Go through the records and show each line where the word "трансляции" occurs.

--- Start Records for the exercise ---

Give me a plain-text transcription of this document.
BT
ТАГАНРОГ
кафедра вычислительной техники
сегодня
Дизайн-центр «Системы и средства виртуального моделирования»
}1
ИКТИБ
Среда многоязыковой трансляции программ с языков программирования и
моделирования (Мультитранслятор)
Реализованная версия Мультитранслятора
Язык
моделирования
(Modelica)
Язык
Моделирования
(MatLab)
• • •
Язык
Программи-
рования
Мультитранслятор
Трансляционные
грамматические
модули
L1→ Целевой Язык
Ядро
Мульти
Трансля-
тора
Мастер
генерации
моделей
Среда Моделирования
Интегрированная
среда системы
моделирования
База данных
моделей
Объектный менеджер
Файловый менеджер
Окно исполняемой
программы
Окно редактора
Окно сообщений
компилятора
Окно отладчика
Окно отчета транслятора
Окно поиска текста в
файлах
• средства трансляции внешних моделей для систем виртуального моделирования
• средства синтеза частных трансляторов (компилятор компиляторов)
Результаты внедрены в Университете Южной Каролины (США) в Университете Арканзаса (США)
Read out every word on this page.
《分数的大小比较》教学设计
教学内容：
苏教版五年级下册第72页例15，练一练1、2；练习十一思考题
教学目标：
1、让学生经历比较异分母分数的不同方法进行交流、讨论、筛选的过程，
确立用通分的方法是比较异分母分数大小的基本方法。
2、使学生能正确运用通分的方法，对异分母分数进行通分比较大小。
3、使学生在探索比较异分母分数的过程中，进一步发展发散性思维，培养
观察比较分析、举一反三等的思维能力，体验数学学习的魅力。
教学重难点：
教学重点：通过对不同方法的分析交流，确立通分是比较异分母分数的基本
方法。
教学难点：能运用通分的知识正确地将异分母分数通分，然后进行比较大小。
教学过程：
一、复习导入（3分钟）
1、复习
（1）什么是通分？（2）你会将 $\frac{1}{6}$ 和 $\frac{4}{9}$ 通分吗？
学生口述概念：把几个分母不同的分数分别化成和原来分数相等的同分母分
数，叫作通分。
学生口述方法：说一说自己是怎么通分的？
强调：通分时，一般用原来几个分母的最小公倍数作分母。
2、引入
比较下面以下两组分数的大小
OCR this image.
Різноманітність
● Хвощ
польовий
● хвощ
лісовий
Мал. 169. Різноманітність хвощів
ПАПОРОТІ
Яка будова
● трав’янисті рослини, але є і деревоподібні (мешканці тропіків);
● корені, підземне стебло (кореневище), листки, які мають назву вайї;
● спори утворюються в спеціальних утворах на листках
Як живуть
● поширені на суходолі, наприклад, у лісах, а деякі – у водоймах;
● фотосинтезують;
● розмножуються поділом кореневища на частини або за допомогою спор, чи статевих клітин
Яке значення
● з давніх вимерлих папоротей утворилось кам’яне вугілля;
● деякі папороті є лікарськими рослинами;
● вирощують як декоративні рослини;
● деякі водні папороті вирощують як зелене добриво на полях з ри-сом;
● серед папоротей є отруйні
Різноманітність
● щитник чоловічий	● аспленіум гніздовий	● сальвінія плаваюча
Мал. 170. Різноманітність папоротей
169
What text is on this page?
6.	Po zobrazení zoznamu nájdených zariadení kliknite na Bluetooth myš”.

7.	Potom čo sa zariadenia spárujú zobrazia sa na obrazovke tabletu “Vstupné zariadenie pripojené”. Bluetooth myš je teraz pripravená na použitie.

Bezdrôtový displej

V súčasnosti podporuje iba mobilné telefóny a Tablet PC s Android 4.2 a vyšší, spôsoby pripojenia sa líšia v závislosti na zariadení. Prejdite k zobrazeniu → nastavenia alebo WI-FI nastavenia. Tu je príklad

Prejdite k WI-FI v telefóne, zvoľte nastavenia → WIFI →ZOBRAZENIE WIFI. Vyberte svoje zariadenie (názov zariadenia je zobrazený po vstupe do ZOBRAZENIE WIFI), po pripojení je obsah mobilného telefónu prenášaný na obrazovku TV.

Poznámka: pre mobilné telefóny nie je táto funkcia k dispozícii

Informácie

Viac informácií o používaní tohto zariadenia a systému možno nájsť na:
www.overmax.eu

--- End Records for the exercise ---

> [Finished answer]:
Среда многоязыковой трансляции программ с языков программирования и
• средства трансляции внешних моделей для систем виртуального моделирования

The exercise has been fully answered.